Raw records:
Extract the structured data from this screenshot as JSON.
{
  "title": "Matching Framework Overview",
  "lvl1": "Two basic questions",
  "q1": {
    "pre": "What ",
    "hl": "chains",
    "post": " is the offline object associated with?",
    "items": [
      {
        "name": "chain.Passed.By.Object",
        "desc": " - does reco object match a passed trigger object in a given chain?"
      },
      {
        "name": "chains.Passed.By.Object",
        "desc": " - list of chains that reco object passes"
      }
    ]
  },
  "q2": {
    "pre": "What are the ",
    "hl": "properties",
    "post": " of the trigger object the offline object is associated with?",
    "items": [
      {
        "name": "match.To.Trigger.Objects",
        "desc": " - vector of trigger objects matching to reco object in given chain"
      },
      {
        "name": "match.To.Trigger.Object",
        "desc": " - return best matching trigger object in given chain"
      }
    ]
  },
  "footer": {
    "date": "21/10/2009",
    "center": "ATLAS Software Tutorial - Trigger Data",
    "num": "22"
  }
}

=== The exercise ===
Every line above should be retyped exactly as given.

=== Output ===
Extract the structured data from this screenshot as JSON.
{
  "title": "Matching Framework Overview",
  "lvl1": "Two basic questions",
  "q1": {
    "pre": "What ",
    "hl": "chains",
    "post": " is the offline object associated with?",
    "items": [
      {
        "name": "chain.Passed.By.Object",
        "desc": " - does reco object match a passed trigger object in a given chain?"
      },
      {
        "name": "chains.Passed.By.Object",
        "desc": " - list of chains that reco object passes"
      }
    ]
  },
  "q2": {
    "pre": "What are the ",
    "hl": "properties",
    "post": " of the trigger object the offline object is associated with?",
    "items": [
      {
        "name": "match.To.Trigger.Objects",
        "desc": " - vector of trigger objects matching to reco object in given chain"
      },
      {
        "name": "match.To.Trigger.Object",
        "desc": " - return best matching trigger object in given chain"
      }
    ]
  },
  "footer": {
    "date": "21/10/2009",
    "center": "ATLAS Software Tutorial - Trigger Data",
    "num": "22"
  }
}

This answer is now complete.